Dataset extract -
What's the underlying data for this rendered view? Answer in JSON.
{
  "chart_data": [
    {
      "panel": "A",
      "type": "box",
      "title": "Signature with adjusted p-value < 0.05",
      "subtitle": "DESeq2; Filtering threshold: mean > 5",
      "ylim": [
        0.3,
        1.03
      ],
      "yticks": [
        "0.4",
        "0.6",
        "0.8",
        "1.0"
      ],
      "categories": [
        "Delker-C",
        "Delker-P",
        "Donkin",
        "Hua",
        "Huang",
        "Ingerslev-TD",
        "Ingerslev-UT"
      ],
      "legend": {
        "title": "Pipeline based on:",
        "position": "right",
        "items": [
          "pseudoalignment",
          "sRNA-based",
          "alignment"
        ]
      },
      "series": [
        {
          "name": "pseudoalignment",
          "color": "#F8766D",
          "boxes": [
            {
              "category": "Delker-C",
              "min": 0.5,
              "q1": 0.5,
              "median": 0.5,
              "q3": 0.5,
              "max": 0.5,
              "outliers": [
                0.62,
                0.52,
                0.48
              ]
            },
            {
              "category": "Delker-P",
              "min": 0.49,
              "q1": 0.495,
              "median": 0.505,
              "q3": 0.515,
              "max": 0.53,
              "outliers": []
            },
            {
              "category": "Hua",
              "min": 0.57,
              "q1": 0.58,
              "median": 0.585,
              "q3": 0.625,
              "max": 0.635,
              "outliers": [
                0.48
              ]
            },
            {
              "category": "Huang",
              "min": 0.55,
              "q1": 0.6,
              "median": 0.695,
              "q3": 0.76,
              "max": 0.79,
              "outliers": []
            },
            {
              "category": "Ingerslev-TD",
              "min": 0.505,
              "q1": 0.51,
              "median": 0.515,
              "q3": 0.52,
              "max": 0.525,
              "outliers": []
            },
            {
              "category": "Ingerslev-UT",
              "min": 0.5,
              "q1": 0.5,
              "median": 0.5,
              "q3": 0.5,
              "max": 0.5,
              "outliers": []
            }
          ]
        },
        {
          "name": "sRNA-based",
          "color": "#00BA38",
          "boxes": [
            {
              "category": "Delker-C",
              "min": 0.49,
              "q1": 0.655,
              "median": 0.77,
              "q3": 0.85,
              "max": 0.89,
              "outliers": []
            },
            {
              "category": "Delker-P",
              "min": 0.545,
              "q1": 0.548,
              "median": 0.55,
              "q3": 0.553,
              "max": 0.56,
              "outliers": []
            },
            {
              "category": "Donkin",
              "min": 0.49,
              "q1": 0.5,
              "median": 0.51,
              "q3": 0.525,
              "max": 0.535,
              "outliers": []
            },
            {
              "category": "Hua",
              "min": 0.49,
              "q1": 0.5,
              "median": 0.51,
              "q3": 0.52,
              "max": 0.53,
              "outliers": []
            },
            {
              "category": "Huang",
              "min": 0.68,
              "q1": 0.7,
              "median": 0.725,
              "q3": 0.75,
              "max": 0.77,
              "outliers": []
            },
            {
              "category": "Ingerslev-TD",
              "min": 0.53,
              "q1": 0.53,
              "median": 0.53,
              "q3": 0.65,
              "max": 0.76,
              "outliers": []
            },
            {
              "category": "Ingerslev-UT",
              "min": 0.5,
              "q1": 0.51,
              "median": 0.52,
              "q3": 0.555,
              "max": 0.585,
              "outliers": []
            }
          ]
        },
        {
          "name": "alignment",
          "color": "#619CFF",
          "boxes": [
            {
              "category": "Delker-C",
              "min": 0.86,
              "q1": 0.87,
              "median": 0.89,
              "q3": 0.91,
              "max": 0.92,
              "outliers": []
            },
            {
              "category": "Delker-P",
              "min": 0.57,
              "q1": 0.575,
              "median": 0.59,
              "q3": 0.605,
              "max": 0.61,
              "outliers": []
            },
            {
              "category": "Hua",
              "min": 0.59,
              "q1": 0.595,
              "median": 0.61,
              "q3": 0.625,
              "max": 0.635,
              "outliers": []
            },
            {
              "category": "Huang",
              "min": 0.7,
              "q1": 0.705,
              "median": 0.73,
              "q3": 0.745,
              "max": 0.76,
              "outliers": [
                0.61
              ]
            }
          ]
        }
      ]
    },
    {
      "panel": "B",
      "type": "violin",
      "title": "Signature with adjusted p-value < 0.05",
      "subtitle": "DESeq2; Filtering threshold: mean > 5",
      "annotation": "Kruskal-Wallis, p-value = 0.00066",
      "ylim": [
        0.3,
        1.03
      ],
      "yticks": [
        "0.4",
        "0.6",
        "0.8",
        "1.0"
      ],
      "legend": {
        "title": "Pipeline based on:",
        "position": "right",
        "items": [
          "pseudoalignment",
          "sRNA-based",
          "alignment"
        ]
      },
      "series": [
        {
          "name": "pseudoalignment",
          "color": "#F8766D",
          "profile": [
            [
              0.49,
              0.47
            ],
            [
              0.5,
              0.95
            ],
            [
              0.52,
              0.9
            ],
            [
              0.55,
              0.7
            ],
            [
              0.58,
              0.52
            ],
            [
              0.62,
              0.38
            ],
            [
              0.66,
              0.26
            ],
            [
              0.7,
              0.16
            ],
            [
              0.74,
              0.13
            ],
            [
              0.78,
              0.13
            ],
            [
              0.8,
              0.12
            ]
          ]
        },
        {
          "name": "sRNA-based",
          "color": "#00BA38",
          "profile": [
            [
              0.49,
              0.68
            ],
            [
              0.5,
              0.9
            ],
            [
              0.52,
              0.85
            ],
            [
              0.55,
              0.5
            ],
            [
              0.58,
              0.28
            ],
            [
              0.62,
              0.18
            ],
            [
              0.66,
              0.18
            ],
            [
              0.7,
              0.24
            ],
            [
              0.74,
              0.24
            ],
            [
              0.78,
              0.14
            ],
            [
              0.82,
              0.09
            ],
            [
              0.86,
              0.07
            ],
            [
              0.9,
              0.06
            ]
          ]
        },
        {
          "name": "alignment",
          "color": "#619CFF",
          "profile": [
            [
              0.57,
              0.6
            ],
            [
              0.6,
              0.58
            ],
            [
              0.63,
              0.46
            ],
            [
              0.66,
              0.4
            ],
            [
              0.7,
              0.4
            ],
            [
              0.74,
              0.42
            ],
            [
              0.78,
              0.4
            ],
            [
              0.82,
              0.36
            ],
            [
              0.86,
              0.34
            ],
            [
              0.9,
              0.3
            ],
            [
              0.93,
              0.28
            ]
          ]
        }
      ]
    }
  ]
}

Exercise description -
Output all of the material exactly as written.

Answer to this exercise -
What's the underlying data for this rendered view? Answer in JSON.
{
  "chart_data": [
    {
      "panel": "A",
      "type": "box",
      "title": "Signature with adjusted p-value < 0.05",
      "subtitle": "DESeq2; Filtering threshold: mean > 5",
      "ylim": [
        0.3,
        1.03
      ],
      "yticks": [
        "0.4",
        "0.6",
        "0.8",
        "1.0"
      ],
      "categories": [
        "Delker-C",
        "Delker-P",
        "Donkin",
        "Hua",
        "Huang",
        "Ingerslev-TD",
        "Ingerslev-UT"
      ],
      "legend": {
        "title": "Pipeline based on:",
        "position": "right",
        "items": [
          "pseudoalignment",
          "sRNA-based",
          "alignment"
        ]
      },
      "series": [
        {
          "name": "pseudoalignment",
          "color": "#F8766D",
          "boxes": [
            {
              "category": "Delker-C",
              "min": 0.5,
              "q1": 0.5,
              "median": 0.5,
              "q3": 0.5,
              "max": 0.5,
              "outliers": [
                0.62,
                0.52,
                0.48
              ]
            },
            {
              "category": "Delker-P",
              "min": 0.49,
              "q1": 0.495,
              "median": 0.505,
              "q3": 0.515,
              "max": 0.53,
              "outliers": []
            },
            {
              "category": "Hua",
              "min": 0.57,
              "q1": 0.58,
              "median": 0.585,
              "q3": 0.625,
              "max": 0.635,
              "outliers": [
                0.48
              ]
            },
            {
              "category": "Huang",
              "min": 0.55,
              "q1": 0.6,
              "median": 0.695,
              "q3": 0.76,
              "max": 0.79,
              "outliers": []
            },
            {
              "category": "Ingerslev-TD",
              "min": 0.505,
              "q1": 0.51,
              "median": 0.515,
              "q3": 0.52,
              "max": 0.525,
              "outliers": []
            },
            {
              "category": "Ingerslev-UT",
              "min": 0.5,
              "q1": 0.5,
              "median": 0.5,
              "q3": 0.5,
              "max": 0.5,
              "outliers": []
            }
          ]
        },
        {
          "name": "sRNA-based",
          "color": "#00BA38",
          "boxes": [
            {
              "category": "Delker-C",
              "min": 0.49,
              "q1": 0.655,
              "median": 0.77,
              "q3": 0.85,
              "max": 0.89,
              "outliers": []
            },
            {
              "category": "Delker-P",
              "min": 0.545,
              "q1": 0.548,
              "median": 0.55,
              "q3": 0.553,
              "max": 0.56,
              "outliers": []
            },
            {
              "category": "Donkin",
              "min": 0.49,
              "q1": 0.5,
              "median": 0.51,
              "q3": 0.525,
              "max": 0.535,
              "outliers": []
            },
            {
              "category": "Hua",
              "min": 0.49,
              "q1": 0.5,
              "median": 0.51,
              "q3": 0.52,
              "max": 0.53,
              "outliers": []
            },
            {
              "category": "Huang",
              "min": 0.68,
              "q1": 0.7,
              "median": 0.725,
              "q3": 0.75,
              "max": 0.77,
              "outliers": []
            },
            {
              "category": "Ingerslev-TD",
              "min": 0.53,
              "q1": 0.53,
              "median": 0.53,
              "q3": 0.65,
              "max": 0.76,
              "outliers": []
            },
            {
              "category": "Ingerslev-UT",
              "min": 0.5,
              "q1": 0.51,
              "median": 0.52,
              "q3": 0.555,
              "max": 0.585,
              "outliers": []
            }
          ]
        },
        {
          "name": "alignment",
          "color": "#619CFF",
          "boxes": [
            {
              "category": "Delker-C",
              "min": 0.86,
              "q1": 0.87,
              "median": 0.89,
              "q3": 0.91,
              "max": 0.92,
              "outliers": []
            },
            {
              "category": "Delker-P",
              "min": 0.57,
              "q1": 0.575,
              "median": 0.59,
              "q3": 0.605,
              "max": 0.61,
              "outliers": []
            },
            {
              "category": "Hua",
              "min": 0.59,
              "q1": 0.595,
              "median": 0.61,
              "q3": 0.625,
              "max": 0.635,
              "outliers": []
            },
            {
              "category": "Huang",
              "min": 0.7,
              "q1": 0.705,
              "median": 0.73,
              "q3": 0.745,
              "max": 0.76,
              "outliers": [
                0.61
              ]
            }
          ]
        }
      ]
    },
    {
      "panel": "B",
      "type": "violin",
      "title": "Signature with adjusted p-value < 0.05",
      "subtitle": "DESeq2; Filtering threshold: mean > 5",
      "annotation": "Kruskal-Wallis, p-value = 0.00066",
      "ylim": [
        0.3,
        1.03
      ],
      "yticks": [
        "0.4",
        "0.6",
        "0.8",
        "1.0"
      ],
      "legend": {
        "title": "Pipeline based on:",
        "position": "right",
        "items": [
          "pseudoalignment",
          "sRNA-based",
          "alignment"
        ]
      },
      "series": [
        {
          "name": "pseudoalignment",
          "color": "#F8766D",
          "profile": [
            [
              0.49,
              0.47
            ],
            [
              0.5,
              0.95
            ],
            [
              0.52,
              0.9
            ],
            [
              0.55,
              0.7
            ],
            [
              0.58,
              0.52
            ],
            [
              0.62,
              0.38
            ],
            [
              0.66,
              0.26
            ],
            [
              0.7,
              0.16
            ],
            [
              0.74,
              0.13
            ],
            [
              0.78,
              0.13
            ],
            [
              0.8,
              0.12
            ]
          ]
        },
        {
          "name": "sRNA-based",
          "color": "#00BA38",
          "profile": [
            [
              0.49,
              0.68
            ],
            [
              0.5,
              0.9
            ],
            [
              0.52,
              0.85
            ],
            [
              0.55,
              0.5
            ],
            [
              0.58,
              0.28
            ],
            [
              0.62,
              0.18
            ],
            [
              0.66,
              0.18
            ],
            [
              0.7,
              0.24
            ],
            [
              0.74,
              0.24
            ],
            [
              0.78,
              0.14
            ],
            [
              0.82,
              0.09
            ],
            [
              0.86,
              0.07
            ],
            [
              0.9,
              0.06
            ]
          ]
        },
        {
          "name": "alignment",
          "color": "#619CFF",
          "profile": [
            [
              0.57,
              0.6
            ],
            [
              0.6,
              0.58
            ],
            [
              0.63,
              0.46
            ],
            [
              0.66,
              0.4
            ],
            [
              0.7,
              0.4
            ],
            [
              0.74,
              0.42
            ],
            [
              0.78,
              0.4
            ],
            [
              0.82,
              0.36
            ],
            [
              0.86,
              0.34
            ],
            [
              0.9,
              0.3
            ],
            [
              0.93,
              0.28
            ]
          ]
        }
      ]
    }
  ]
}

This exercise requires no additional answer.